··· Given records

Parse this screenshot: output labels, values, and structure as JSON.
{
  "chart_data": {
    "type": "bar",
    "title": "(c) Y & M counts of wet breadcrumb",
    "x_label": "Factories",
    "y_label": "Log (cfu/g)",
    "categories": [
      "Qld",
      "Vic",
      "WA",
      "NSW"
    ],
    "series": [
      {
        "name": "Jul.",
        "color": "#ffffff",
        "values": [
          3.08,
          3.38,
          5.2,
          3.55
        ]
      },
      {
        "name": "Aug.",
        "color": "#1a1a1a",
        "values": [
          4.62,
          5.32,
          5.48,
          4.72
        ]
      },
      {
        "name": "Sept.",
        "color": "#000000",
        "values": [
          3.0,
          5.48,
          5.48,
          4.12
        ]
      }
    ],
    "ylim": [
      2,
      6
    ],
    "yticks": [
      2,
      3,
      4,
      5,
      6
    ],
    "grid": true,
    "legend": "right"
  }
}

······

**Objective**. Please quote every record above exactly as it appears.

**Solution for this task**.
Parse this screenshot: output labels, values, and structure as JSON.
{
  "chart_data": {
    "type": "bar",
    "title": "(c) Y & M counts of wet breadcrumb",
    "x_label": "Factories",
    "y_label": "Log (cfu/g)",
    "categories": [
      "Qld",
      "Vic",
      "WA",
      "NSW"
    ],
    "series": [
      {
        "name": "Jul.",
        "color": "#ffffff",
        "values": [
          3.08,
          3.38,
          5.2,
          3.55
        ]
      },
      {
        "name": "Aug.",
        "color": "#1a1a1a",
        "values": [
          4.62,
          5.32,
          5.48,
          4.72
        ]
      },
      {
        "name": "Sept.",
        "color": "#000000",
        "values": [
          3.0,
          5.48,
          5.48,
          4.12
        ]
      }
    ],
    "ylim": [
      2,
      6
    ],
    "yticks": [
      2,
      3,
      4,
      5,
      6
    ],
    "grid": true,
    "legend": "right"
  }
}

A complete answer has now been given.